Problem description — Your task is to copy the data exactly while leaving out every picture.

Information shown —
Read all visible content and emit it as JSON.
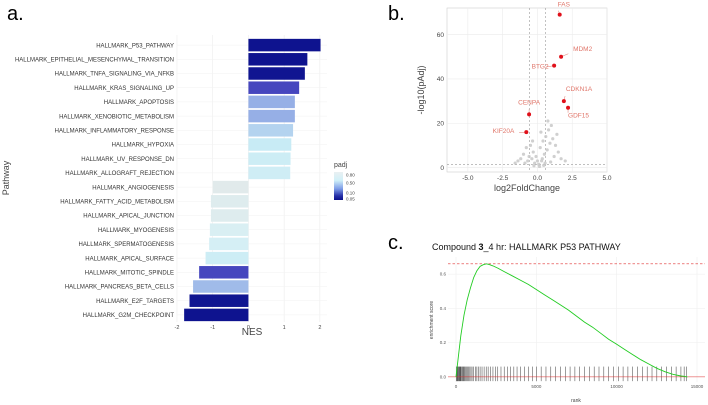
{
  "panels": {
    "a": {
      "letter": "a.",
      "chart_data": {
        "type": "bar",
        "orientation": "horizontal",
        "xlabel": "NES",
        "ylabel": "Pathway",
        "xlim": [
          -2,
          2.2
        ],
        "xticks": [
          -2,
          -1,
          0,
          1,
          2
        ],
        "categories": [
          "HALLMARK_P53_PATHWAY",
          "HALLMARK_EPITHELIAL_MESENCHYMAL_TRANSITION",
          "HALLMARK_TNFA_SIGNALING_VIA_NFKB",
          "HALLMARK_KRAS_SIGNALING_UP",
          "HALLMARK_APOPTOSIS",
          "HALLMARK_XENOBIOTIC_METABOLISM",
          "HALLMARK_INFLAMMATORY_RESPONSE",
          "HALLMARK_HYPOXIA",
          "HALLMARK_UV_RESPONSE_DN",
          "HALLMARK_ALLOGRAFT_REJECTION",
          "HALLMARK_ANGIOGENESIS",
          "HALLMARK_FATTY_ACID_METABOLISM",
          "HALLMARK_APICAL_JUNCTION",
          "HALLMARK_MYOGENESIS",
          "HALLMARK_SPERMATOGENESIS",
          "HALLMARK_APICAL_SURFACE",
          "HALLMARK_MITOTIC_SPINDLE",
          "HALLMARK_PANCREAS_BETA_CELLS",
          "HALLMARK_E2F_TARGETS",
          "HALLMARK_G2M_CHECKPOINT"
        ],
        "values": [
          2.02,
          1.65,
          1.58,
          1.42,
          1.3,
          1.3,
          1.25,
          1.2,
          1.18,
          1.17,
          -1.0,
          -1.05,
          -1.05,
          -1.08,
          -1.1,
          -1.2,
          -1.38,
          -1.55,
          -1.65,
          -1.8
        ],
        "padj": [
          0.02,
          0.02,
          0.03,
          0.12,
          0.3,
          0.3,
          0.45,
          0.55,
          0.6,
          0.62,
          0.82,
          0.78,
          0.78,
          0.72,
          0.68,
          0.6,
          0.12,
          0.35,
          0.03,
          0.02
        ],
        "legend": {
          "title": "padj",
          "ticks": [
            "0.80",
            "0.50",
            "0.10",
            "0.05"
          ],
          "placement": "right"
        }
      }
    },
    "b": {
      "letter": "b.",
      "chart_data": {
        "type": "scatter",
        "xlabel": "log2FoldChange",
        "ylabel": "-log10(pAdj)",
        "xlim": [
          -6.5,
          5
        ],
        "ylim": [
          -2,
          72
        ],
        "xticks": [
          -5.0,
          -2.5,
          0.0,
          2.5,
          5.0
        ],
        "xtick_labels": [
          "-5.0",
          "-2.5",
          "0.0",
          "2.5",
          "5.0"
        ],
        "yticks": [
          0,
          20,
          40,
          60
        ],
        "thresholds": {
          "x": [
            -0.58,
            0.58
          ],
          "y": 1.3
        },
        "highlighted": [
          {
            "label": "FAS",
            "x": 1.6,
            "y": 69
          },
          {
            "label": "MDM2",
            "x": 1.7,
            "y": 50
          },
          {
            "label": "BTG2",
            "x": 1.2,
            "y": 46
          },
          {
            "label": "CDKN1A",
            "x": 1.9,
            "y": 30
          },
          {
            "label": "GDF15",
            "x": 2.2,
            "y": 27
          },
          {
            "label": "CENPA",
            "x": -0.6,
            "y": 24
          },
          {
            "label": "KIF20A",
            "x": -0.8,
            "y": 16
          }
        ],
        "background_points": [
          [
            -0.2,
            2
          ],
          [
            0.1,
            1.5
          ],
          [
            0.3,
            3
          ],
          [
            -0.4,
            4
          ],
          [
            0.5,
            6
          ],
          [
            -0.6,
            5
          ],
          [
            0.7,
            8
          ],
          [
            -0.3,
            7
          ],
          [
            0.2,
            9
          ],
          [
            0.9,
            11
          ],
          [
            -0.8,
            9
          ],
          [
            1.1,
            13
          ],
          [
            0.6,
            14
          ],
          [
            -1.0,
            6
          ],
          [
            1.3,
            10
          ],
          [
            0.4,
            12
          ],
          [
            -0.5,
            10
          ],
          [
            0.8,
            17
          ],
          [
            1.0,
            19
          ],
          [
            -1.2,
            4
          ],
          [
            1.5,
            7
          ],
          [
            0.0,
            3
          ],
          [
            -0.1,
            5
          ],
          [
            0.35,
            4
          ],
          [
            -0.7,
            3
          ],
          [
            0.55,
            2
          ],
          [
            1.2,
            5
          ],
          [
            -1.4,
            3
          ],
          [
            1.7,
            4
          ],
          [
            -0.9,
            2
          ],
          [
            0.15,
            0.5
          ],
          [
            -0.25,
            0.8
          ],
          [
            2.0,
            3
          ],
          [
            -1.6,
            2
          ],
          [
            0.45,
            1
          ],
          [
            0.95,
            2.5
          ],
          [
            1.4,
            15
          ],
          [
            0.75,
            21
          ],
          [
            -0.35,
            12
          ],
          [
            0.25,
            16
          ]
        ]
      }
    },
    "c": {
      "letter": "c.",
      "chart_data": {
        "type": "line",
        "title_parts": [
          "Compound ",
          "3",
          "_4 hr: HALLMARK P53 PATHWAY"
        ],
        "xlabel": "rank",
        "ylabel": "enrichment score",
        "xlim": [
          0,
          15000
        ],
        "ylim": [
          -0.03,
          0.7
        ],
        "xticks": [
          0,
          5000,
          10000,
          15000
        ],
        "yticks": [
          0.0,
          0.2,
          0.4,
          0.6
        ],
        "ytick_labels": [
          "0.0",
          "0.2",
          "0.4",
          "0.6"
        ],
        "max_es": 0.66,
        "x": [
          0,
          150,
          300,
          500,
          700,
          900,
          1100,
          1300,
          1500,
          1700,
          1900,
          2100,
          2300,
          2600,
          3000,
          3500,
          4000,
          4500,
          5000,
          5500,
          6000,
          6500,
          7000,
          7500,
          8000,
          8500,
          9000,
          9500,
          10000,
          10500,
          11000,
          11500,
          12000,
          12500,
          13000,
          13500,
          14000,
          14200,
          14400
        ],
        "y": [
          0.0,
          0.12,
          0.24,
          0.36,
          0.45,
          0.52,
          0.58,
          0.62,
          0.645,
          0.655,
          0.66,
          0.655,
          0.648,
          0.635,
          0.615,
          0.59,
          0.565,
          0.54,
          0.51,
          0.48,
          0.45,
          0.42,
          0.39,
          0.355,
          0.32,
          0.29,
          0.255,
          0.22,
          0.19,
          0.16,
          0.13,
          0.1,
          0.075,
          0.05,
          0.03,
          0.015,
          0.005,
          0.003,
          0.0
        ],
        "hits": [
          30,
          60,
          90,
          120,
          160,
          190,
          230,
          260,
          300,
          350,
          400,
          440,
          490,
          540,
          600,
          660,
          720,
          790,
          860,
          930,
          1000,
          1100,
          1200,
          1300,
          1400,
          1500,
          1620,
          1750,
          1880,
          2000,
          2150,
          2300,
          2450,
          2600,
          2800,
          3000,
          3200,
          3400,
          3600,
          3800,
          4000,
          4250,
          4500,
          4750,
          5000,
          5300,
          5600,
          5900,
          6200,
          6500,
          6800,
          7100,
          7400,
          7700,
          8000,
          8300,
          8600,
          8900,
          9200,
          9500,
          9800,
          10100,
          10400,
          10700,
          11000,
          11300,
          11600,
          11900,
          12200,
          12500,
          12800,
          13100,
          13400,
          13700,
          14000,
          14200,
          14350
        ]
      }
    }
  }
}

Result for this task —
Read all visible content and emit it as JSON.
{
  "panels": {
    "a": {
      "letter": "a.",
      "chart_data": {
        "type": "bar",
        "orientation": "horizontal",
        "xlabel": "NES",
        "ylabel": "Pathway",
        "xlim": [
          -2,
          2.2
        ],
        "xticks": [
          -2,
          -1,
          0,
          1,
          2
        ],
        "categories": [
          "HALLMARK_P53_PATHWAY",
          "HALLMARK_EPITHELIAL_MESENCHYMAL_TRANSITION",
          "HALLMARK_TNFA_SIGNALING_VIA_NFKB",
          "HALLMARK_KRAS_SIGNALING_UP",
          "HALLMARK_APOPTOSIS",
          "HALLMARK_XENOBIOTIC_METABOLISM",
          "HALLMARK_INFLAMMATORY_RESPONSE",
          "HALLMARK_HYPOXIA",
          "HALLMARK_UV_RESPONSE_DN",
          "HALLMARK_ALLOGRAFT_REJECTION",
          "HALLMARK_ANGIOGENESIS",
          "HALLMARK_FATTY_ACID_METABOLISM",
          "HALLMARK_APICAL_JUNCTION",
          "HALLMARK_MYOGENESIS",
          "HALLMARK_SPERMATOGENESIS",
          "HALLMARK_APICAL_SURFACE",
          "HALLMARK_MITOTIC_SPINDLE",
          "HALLMARK_PANCREAS_BETA_CELLS",
          "HALLMARK_E2F_TARGETS",
          "HALLMARK_G2M_CHECKPOINT"
        ],
        "values": [
          2.02,
          1.65,
          1.58,
          1.42,
          1.3,
          1.3,
          1.25,
          1.2,
          1.18,
          1.17,
          -1.0,
          -1.05,
          -1.05,
          -1.08,
          -1.1,
          -1.2,
          -1.38,
          -1.55,
          -1.65,
          -1.8
        ],
        "padj": [
          0.02,
          0.02,
          0.03,
          0.12,
          0.3,
          0.3,
          0.45,
          0.55,
          0.6,
          0.62,
          0.82,
          0.78,
          0.78,
          0.72,
          0.68,
          0.6,
          0.12,
          0.35,
          0.03,
          0.02
        ],
        "legend": {
          "title": "padj",
          "ticks": [
            "0.80",
            "0.50",
            "0.10",
            "0.05"
          ],
          "placement": "right"
        }
      }
    },
    "b": {
      "letter": "b.",
      "chart_data": {
        "type": "scatter",
        "xlabel": "log2FoldChange",
        "ylabel": "-log10(pAdj)",
        "xlim": [
          -6.5,
          5
        ],
        "ylim": [
          -2,
          72
        ],
        "xticks": [
          -5.0,
          -2.5,
          0.0,
          2.5,
          5.0
        ],
        "xtick_labels": [
          "-5.0",
          "-2.5",
          "0.0",
          "2.5",
          "5.0"
        ],
        "yticks": [
          0,
          20,
          40,
          60
        ],
        "thresholds": {
          "x": [
            -0.58,
            0.58
          ],
          "y": 1.3
        },
        "highlighted": [
          {
            "label": "FAS",
            "x": 1.6,
            "y": 69
          },
          {
            "label": "MDM2",
            "x": 1.7,
            "y": 50
          },
          {
            "label": "BTG2",
            "x": 1.2,
            "y": 46
          },
          {
            "label": "CDKN1A",
            "x": 1.9,
            "y": 30
          },
          {
            "label": "GDF15",
            "x": 2.2,
            "y": 27
          },
          {
            "label": "CENPA",
            "x": -0.6,
            "y": 24
          },
          {
            "label": "KIF20A",
            "x": -0.8,
            "y": 16
          }
        ],
        "background_points": [
          [
            -0.2,
            2
          ],
          [
            0.1,
            1.5
          ],
          [
            0.3,
            3
          ],
          [
            -0.4,
            4
          ],
          [
            0.5,
            6
          ],
          [
            -0.6,
            5
          ],
          [
            0.7,
            8
          ],
          [
            -0.3,
            7
          ],
          [
            0.2,
            9
          ],
          [
            0.9,
            11
          ],
          [
            -0.8,
            9
          ],
          [
            1.1,
            13
          ],
          [
            0.6,
            14
          ],
          [
            -1.0,
            6
          ],
          [
            1.3,
            10
          ],
          [
            0.4,
            12
          ],
          [
            -0.5,
            10
          ],
          [
            0.8,
            17
          ],
          [
            1.0,
            19
          ],
          [
            -1.2,
            4
          ],
          [
            1.5,
            7
          ],
          [
            0.0,
            3
          ],
          [
            -0.1,
            5
          ],
          [
            0.35,
            4
          ],
          [
            -0.7,
            3
          ],
          [
            0.55,
            2
          ],
          [
            1.2,
            5
          ],
          [
            -1.4,
            3
          ],
          [
            1.7,
            4
          ],
          [
            -0.9,
            2
          ],
          [
            0.15,
            0.5
          ],
          [
            -0.25,
            0.8
          ],
          [
            2.0,
            3
          ],
          [
            -1.6,
            2
          ],
          [
            0.45,
            1
          ],
          [
            0.95,
            2.5
          ],
          [
            1.4,
            15
          ],
          [
            0.75,
            21
          ],
          [
            -0.35,
            12
          ],
          [
            0.25,
            16
          ]
        ]
      }
    },
    "c": {
      "letter": "c.",
      "chart_data": {
        "type": "line",
        "title_parts": [
          "Compound ",
          "3",
          "_4 hr: HALLMARK P53 PATHWAY"
        ],
        "xlabel": "rank",
        "ylabel": "enrichment score",
        "xlim": [
          0,
          15000
        ],
        "ylim": [
          -0.03,
          0.7
        ],
        "xticks": [
          0,
          5000,
          10000,
          15000
        ],
        "yticks": [
          0.0,
          0.2,
          0.4,
          0.6
        ],
        "ytick_labels": [
          "0.0",
          "0.2",
          "0.4",
          "0.6"
        ],
        "max_es": 0.66,
        "x": [
          0,
          150,
          300,
          500,
          700,
          900,
          1100,
          1300,
          1500,
          1700,
          1900,
          2100,
          2300,
          2600,
          3000,
          3500,
          4000,
          4500,
          5000,
          5500,
          6000,
          6500,
          7000,
          7500,
          8000,
          8500,
          9000,
          9500,
          10000,
          10500,
          11000,
          11500,
          12000,
          12500,
          13000,
          13500,
          14000,
          14200,
          14400
        ],
        "y": [
          0.0,
          0.12,
          0.24,
          0.36,
          0.45,
          0.52,
          0.58,
          0.62,
          0.645,
          0.655,
          0.66,
          0.655,
          0.648,
          0.635,
          0.615,
          0.59,
          0.565,
          0.54,
          0.51,
          0.48,
          0.45,
          0.42,
          0.39,
          0.355,
          0.32,
          0.29,
          0.255,
          0.22,
          0.19,
          0.16,
          0.13,
          0.1,
          0.075,
          0.05,
          0.03,
          0.015,
          0.005,
          0.003,
          0.0
        ],
        "hits": [
          30,
          60,
          90,
          120,
          160,
          190,
          230,
          260,
          300,
          350,
          400,
          440,
          490,
          540,
          600,
          660,
          720,
          790,
          860,
          930,
          1000,
          1100,
          1200,
          1300,
          1400,
          1500,
          1620,
          1750,
          1880,
          2000,
          2150,
          2300,
          2450,
          2600,
          2800,
          3000,
          3200,
          3400,
          3600,
          3800,
          4000,
          4250,
          4500,
          4750,
          5000,
          5300,
          5600,
          5900,
          6200,
          6500,
          6800,
          7100,
          7400,
          7700,
          8000,
          8300,
          8600,
          8900,
          9200,
          9500,
          9800,
          10100,
          10400,
          10700,
          11000,
          11300,
          11600,
          11900,
          12200,
          12500,
          12800,
          13100,
          13400,
          13700,
          14000,
          14200,
          14350
        ]
      }
    }
  }
}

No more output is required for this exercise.